AIM A:
Answer these questions from the forum thread on ultrabook makers and Apple's aluminum supply, one line each:
(i) What material does one post expect Apple to move on to?
(ii) How many chassis per day per machine does the post on producing a chassis say may be realistic?
(iii) Which machinists does one post say dominate most of the major machine shop forums online?
AIM B:
For each statement, say whether it agrees with the forum thread on ultrabook makers and Apple's aluminum supply, and quote the deciding words:
(i) A post says carbon fiber looks shabby.
(ii) A post says tight tolerances allow faster cutting.
(iii) A post says one person can run dozens of machines.
AIM C: Resume the forum thread on ultrabook makers and Apple's aluminum supply, starting after its final post.

___ TEXT TO READ ___

Ultrabook makers turn to plastic as Apple controls unibody aluminum supply - Page 2

Great point!

That would be with a general purpose mill too. A custome built machine would likely be faster.


More importantly Apple can't control access to all of the aching shops on the planet. This idea that there are no alternatives is simply BS.

Apple controls nothing in this technology area. As I see it the other manufactures are just looking for excuses or aren't willing to commit to the development of the required infra structure.

Apples competitors lack the monetary funds to secure the machines and raw materials to compete.

They need government bailouts.

Apparently it is easier to make a counterfeit Rolex than to copy a MacBook Air.

That's food for thought.

Carbon composites.

Other companies will get their chance with aluminum when Apple move on to carbon fiber.

4 hours to mill a unibody chassis, no chance. The right side of 20 minutes maximum.

I wouldn't be surprised if PC makers start making their laptops out of recycled garbage!

That would suit them and their customers perfectly.

Introducing the newest Macbook Air clone, using a new and revolutionary material called plastic! This plastic originally came from the city's dump, and it's mostly comprised of old 2 Liter Coke bottles. Get your Mac clone today! Don't hesitate!

Carbon fiber looks shabby.

Producing a chassis involves a little more than just milling. The original rough cutting of the stock, perhaps two or three mountings in the CNC, several QC steps, polishing, machine clean up between runs, and there may also be a few defects thus the 8 per day per machine may actually be realistic. Furthermore you can't cut it too quickly otherwise you may end up with distortions from heat even though it is being cooled. The really tight tolerances and thin clearances require slower cutting.

I agree. Just go to any of the major machine shop forums online, most of which are dominated by North American machinists, and you'll see plenty of production shops desperate for work. And then there's the fact that the machines that any sane shop would buy to run these processes are nearly entirely automated, including robotic loaders, so one guy can run dozens of machines.

And that same equipment is available all over Asia.

___ DATA EXCERPT ___

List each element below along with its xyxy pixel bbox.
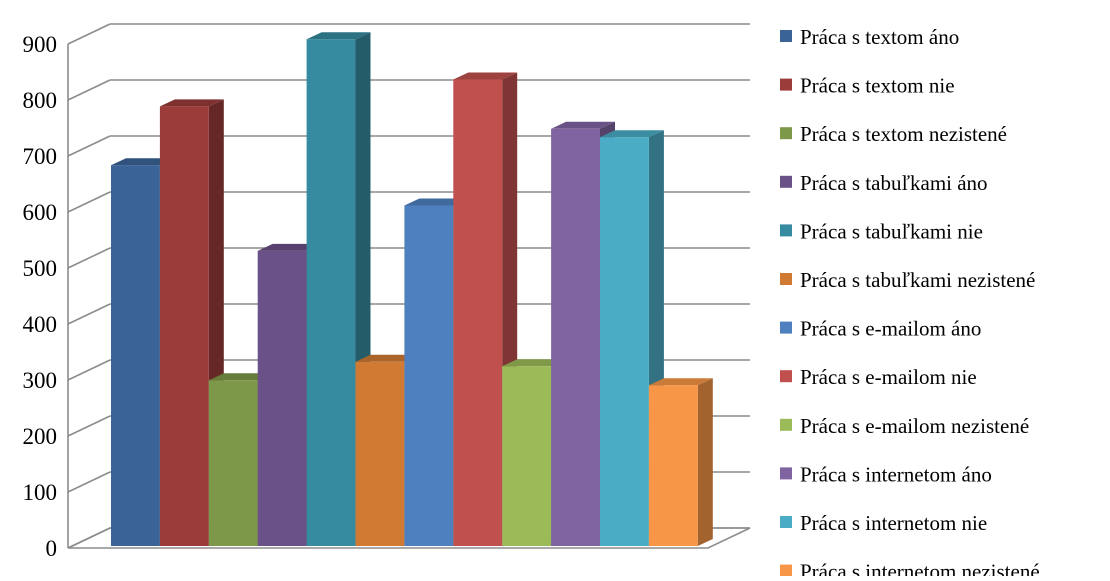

___

EXERCISE ANSWER A:
(i) Carbon fiber.
(ii) 8 per day per machine.
(iii) North American machinists.

EXERCISE ANSWER B:
(i) Yes: "Carbon fiber looks shabby."
(ii) No: "The really tight tolerances and thin clearances require slower cutting."
(iii) Yes: "so one guy can run dozens of machines."

EXERCISE ANSWER C:
So if, for example, Dell or Acer really wanted to have aluminum unibodies I'm sure they'd have plenty of shops begging for the work. The real issues are:
1) They're too cheap to pay for it, and
2) They didn't/don't want to commit to a large enough production run to justify a company buying machines for it.

Machine orders from most major manufacturers these days have lead times of 6+ months, so while it may be true that they can't get them made right now they could have if they acted 6 months or a year ago, and they could have it in the future if they wanted.

Sounds like it's a simple matter of nobody wanting to risk taking on Apple, and so are leaving the premium market to them. Which is probably a very sound business decision.

I agree with this. While Unibody Aluminum based chassis is currently the best technology, I don't see much, if any, future improvement down that road. A year or 2 from now Apple will have to ditch Aluminum to further improve their cases.

While it's true that there's more than the milling involved in producing the chassis, most of the rest of what you say is not current for any production environment.
1. No production shop is going to require "2 or 3 mountings" to machine something this simple. Each section may have to be flipped once, which would be handled robotically by the machine. No manual resetting required.
2. Most cleanup of the machine is going to be done by the machine. Material is removed by conveyor or other means. Even tooling will be replaced automatically on modern production machines as the spindle load increases or it reaches it's hour-life. Occasionally the machine will have to be inspected and possibly cleaned/serviced manually, but this would be more like once a month.
3. QC would be done at different stages during the process, with most of it being done by machines as well. Surface finish, cracking, etc. can all be measured by machines better than by people. One part out of X many would be taken to manually inspect, but this wouldn't slow production. Anodizing and polishing would be the final steps. Some extra time would be eaten up here, but minutes not hours.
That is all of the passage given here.